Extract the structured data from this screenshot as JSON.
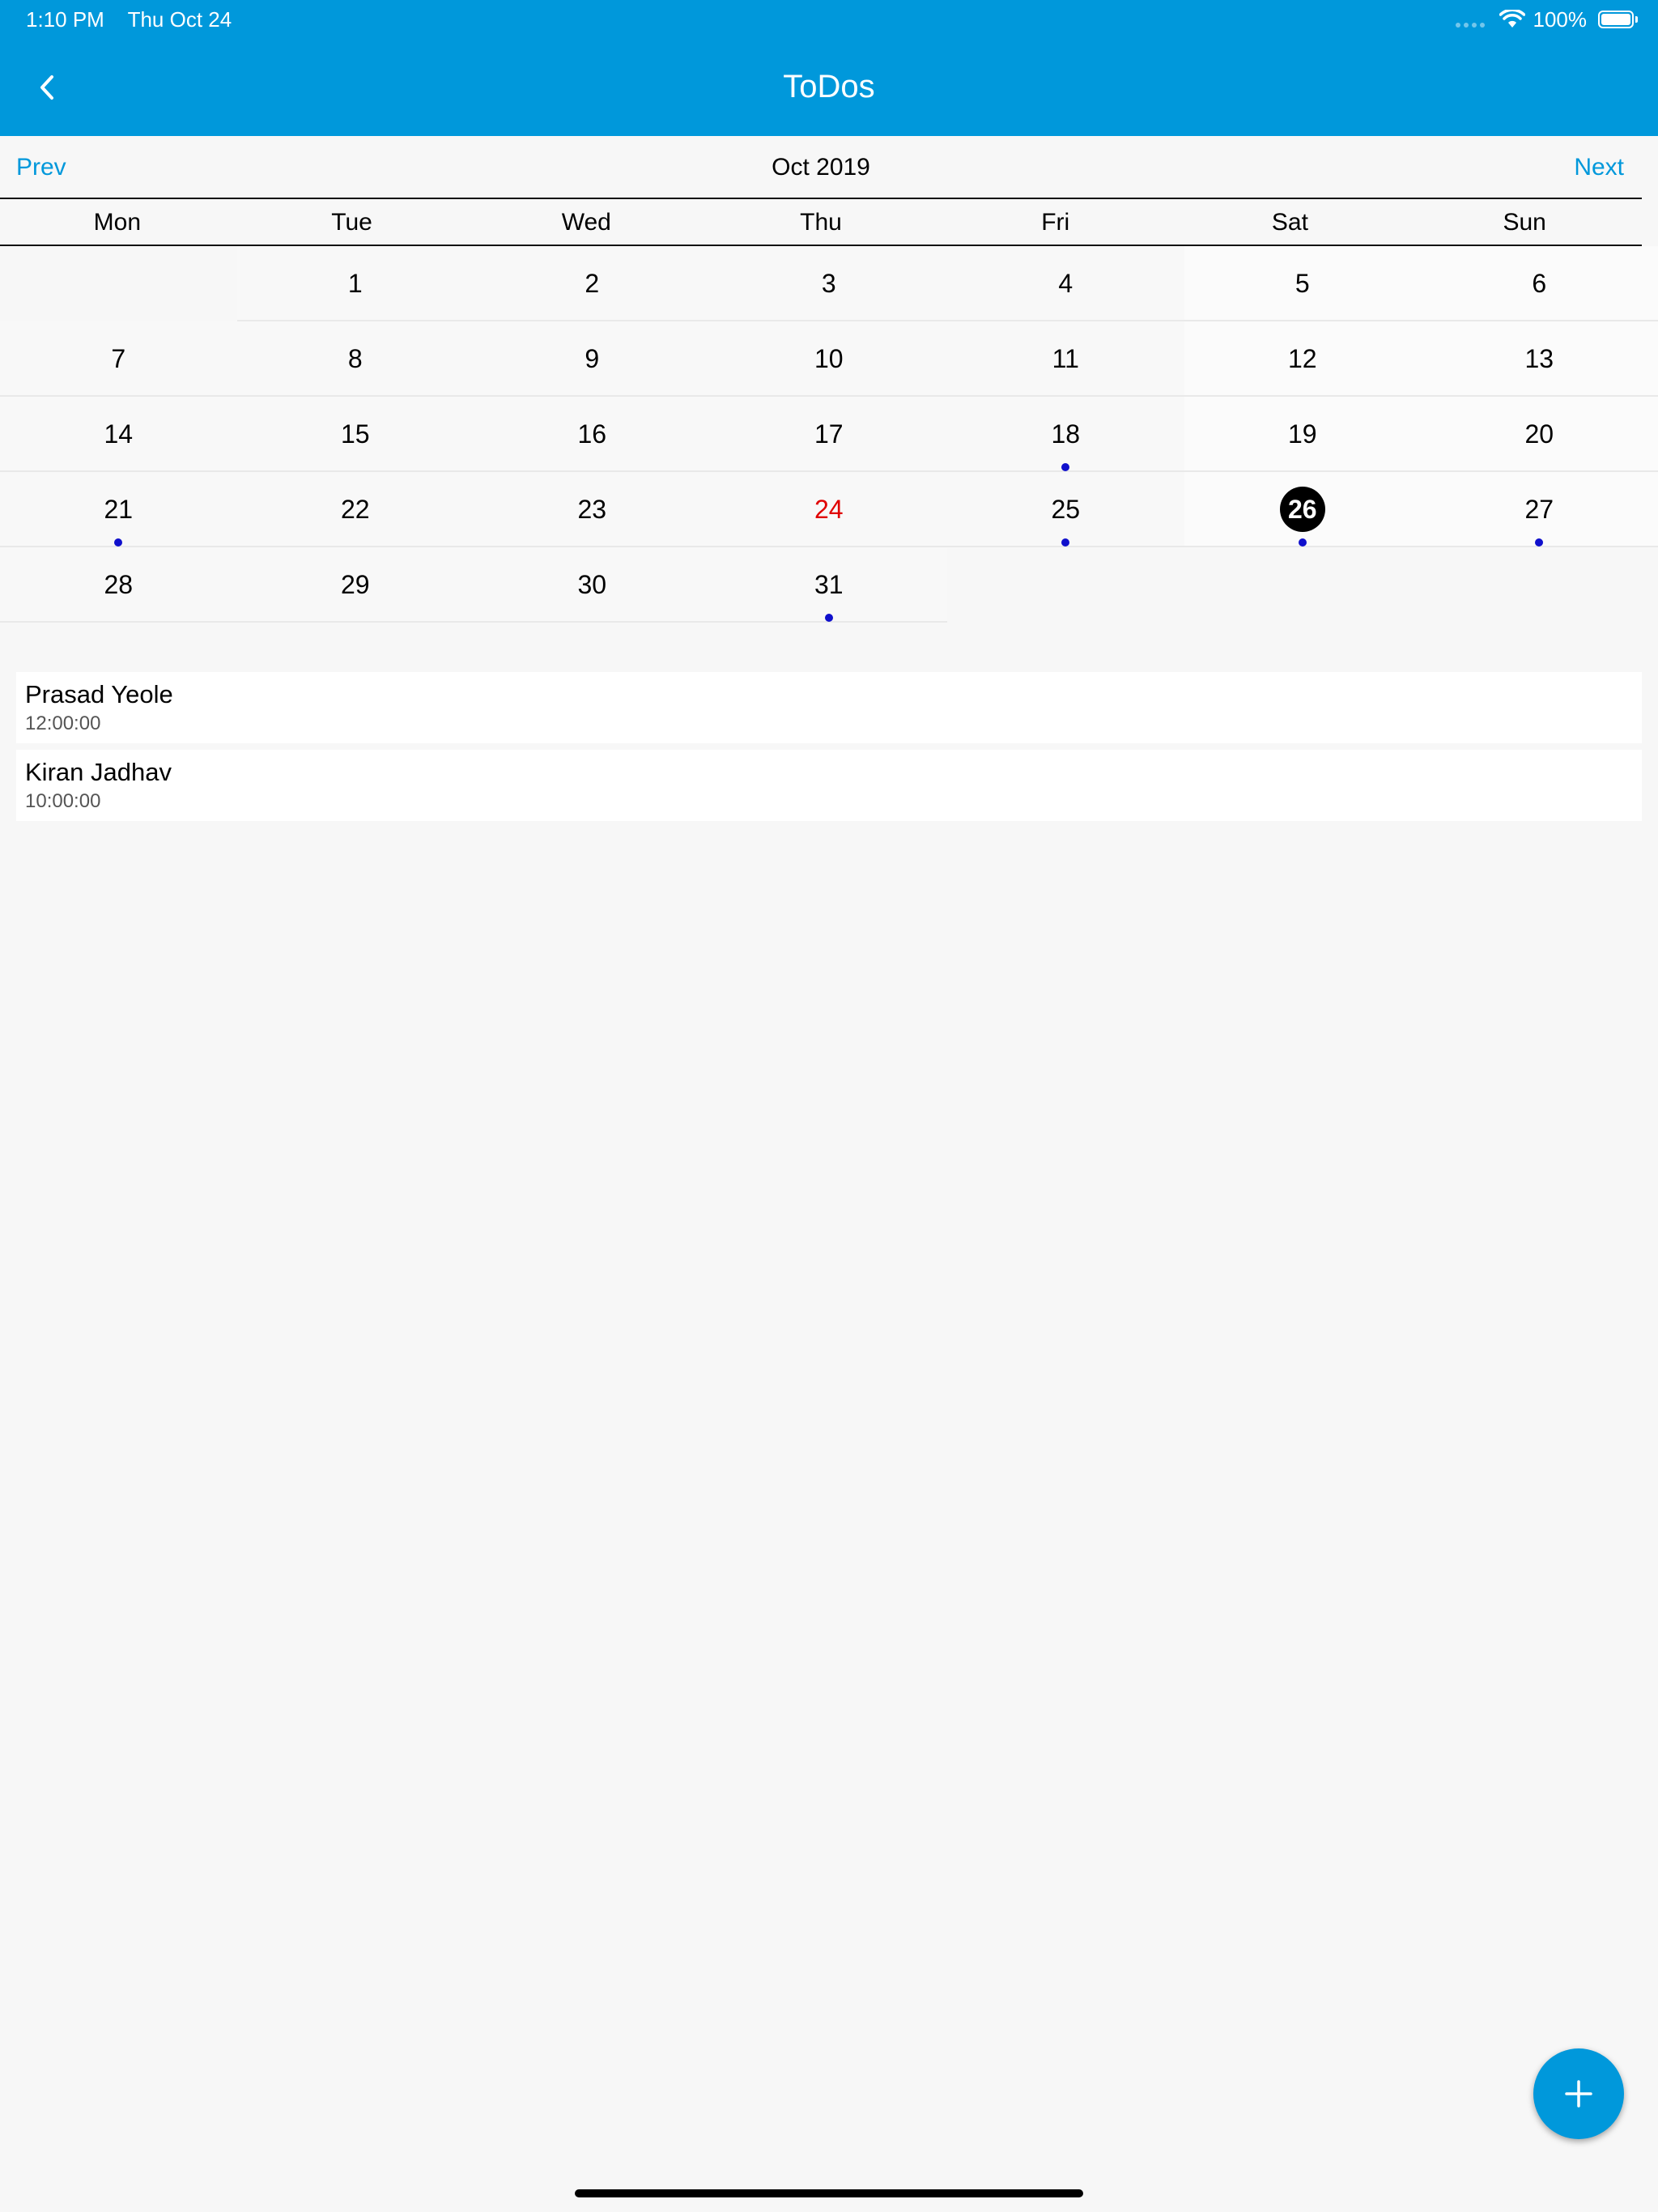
{
  "status_bar": {
    "time": "1:10 PM",
    "date": "Thu Oct 24",
    "battery": "100%"
  },
  "header": {
    "title": "ToDos"
  },
  "calendar": {
    "prev_label": "Prev",
    "next_label": "Next",
    "month_label": "Oct 2019",
    "weekdays": [
      "Mon",
      "Tue",
      "Wed",
      "Thu",
      "Fri",
      "Sat",
      "Sun"
    ],
    "weeks": [
      [
        "",
        "1",
        "2",
        "3",
        "4",
        "5",
        "6"
      ],
      [
        "7",
        "8",
        "9",
        "10",
        "11",
        "12",
        "13"
      ],
      [
        "14",
        "15",
        "16",
        "17",
        "18",
        "19",
        "20"
      ],
      [
        "21",
        "22",
        "23",
        "24",
        "25",
        "26",
        "27"
      ],
      [
        "28",
        "29",
        "30",
        "31",
        "",
        "",
        ""
      ]
    ],
    "today": "24",
    "selected": "26",
    "event_days": [
      "18",
      "21",
      "25",
      "26",
      "27",
      "31"
    ],
    "colors": {
      "accent": "#0098db",
      "today": "#e00000",
      "event_dot": "#1010cc"
    }
  },
  "events": [
    {
      "name": "Prasad Yeole",
      "time": "12:00:00"
    },
    {
      "name": "Kiran Jadhav",
      "time": "10:00:00"
    }
  ],
  "fab": {
    "icon": "plus-icon"
  }
}
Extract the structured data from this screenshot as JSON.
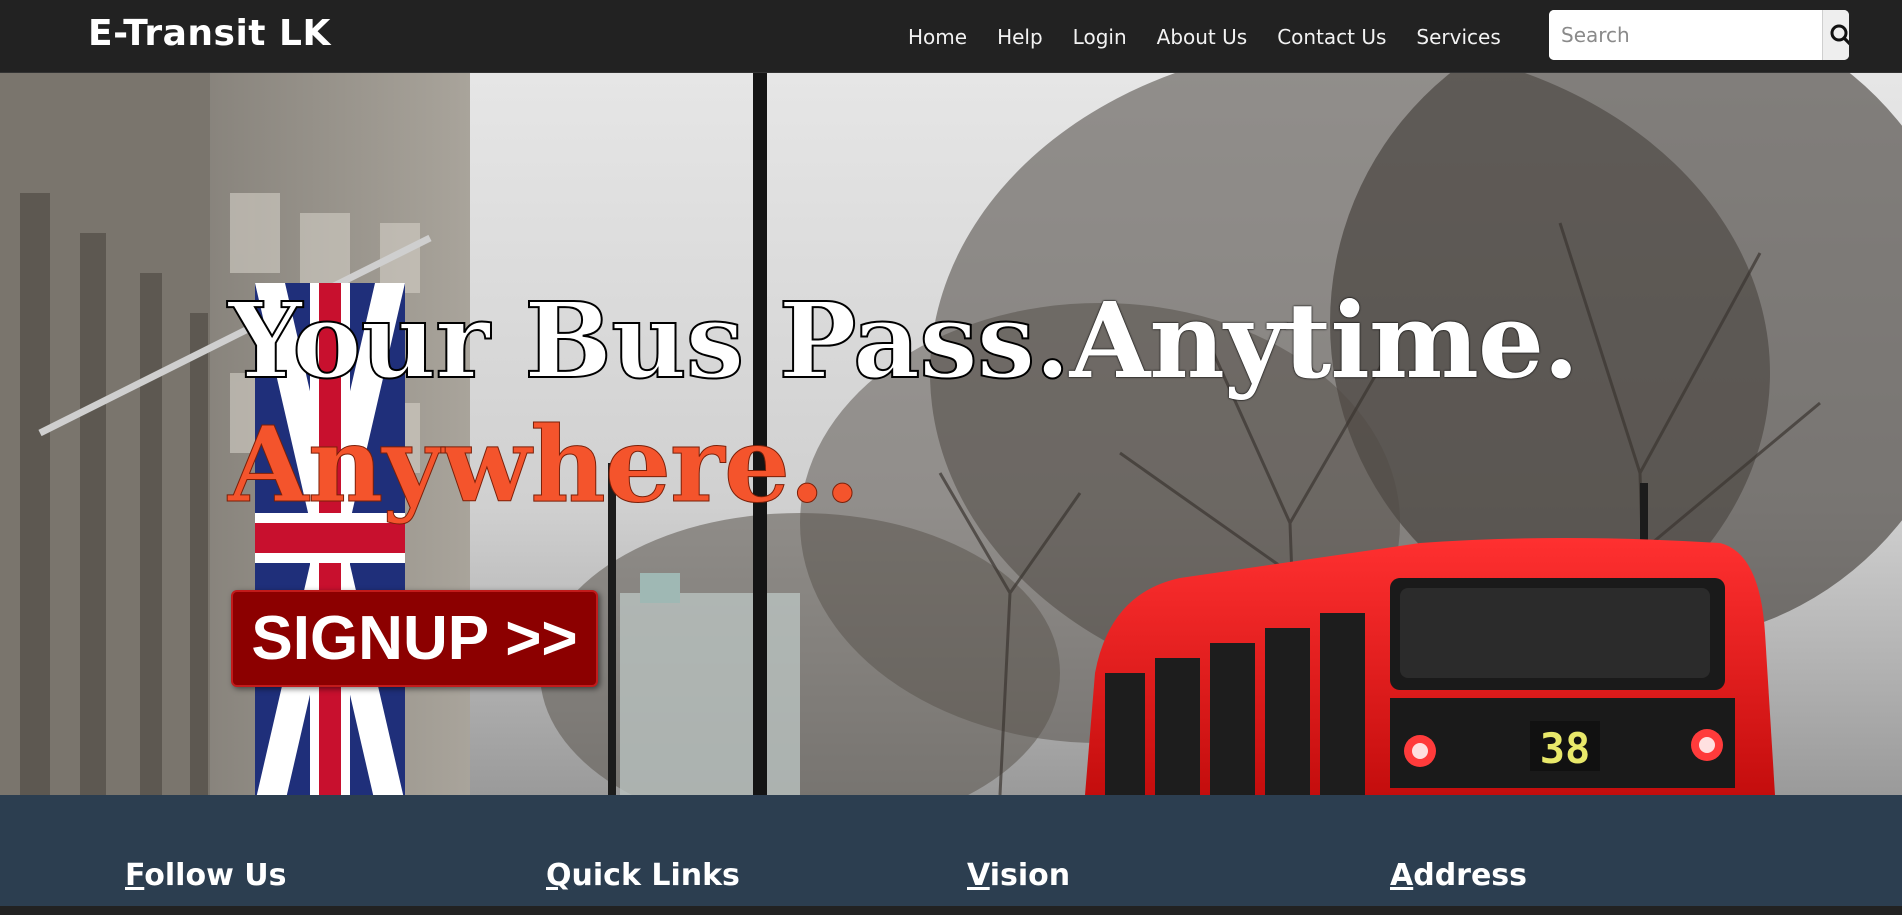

→ What the exercise asks: Repeat each record exactly, with the pictures left out.

→ Full response:
Extract the structured data from this screenshot as JSON.
{
  "status_bar": {
    "time": "1:10 PM",
    "date": "Thu Oct 24",
    "battery": "100%"
  },
  "header": {
    "title": "ToDos"
  },
  "calendar": {
    "prev_label": "Prev",
    "next_label": "Next",
    "month_label": "Oct 2019",
    "weekdays": [
      "Mon",
      "Tue",
      "Wed",
      "Thu",
      "Fri",
      "Sat",
      "Sun"
    ],
    "weeks": [
      [
        "",
        "1",
        "2",
        "3",
        "4",
        "5",
        "6"
      ],
      [
        "7",
        "8",
        "9",
        "10",
        "11",
        "12",
        "13"
      ],
      [
        "14",
        "15",
        "16",
        "17",
        "18",
        "19",
        "20"
      ],
      [
        "21",
        "22",
        "23",
        "24",
        "25",
        "26",
        "27"
      ],
      [
        "28",
        "29",
        "30",
        "31",
        "",
        "",
        ""
      ]
    ],
    "today": "24",
    "selected": "26",
    "event_days": [
      "18",
      "21",
      "25",
      "26",
      "27",
      "31"
    ],
    "colors": {
      "accent": "#0098db",
      "today": "#e00000",
      "event_dot": "#1010cc"
    }
  },
  "events": [
    {
      "name": "Prasad Yeole",
      "time": "12:00:00"
    },
    {
      "name": "Kiran Jadhav",
      "time": "10:00:00"
    }
  ],
  "fab": {
    "icon": "plus-icon"
  }
}
Extract the structured data from this screenshot as JSON.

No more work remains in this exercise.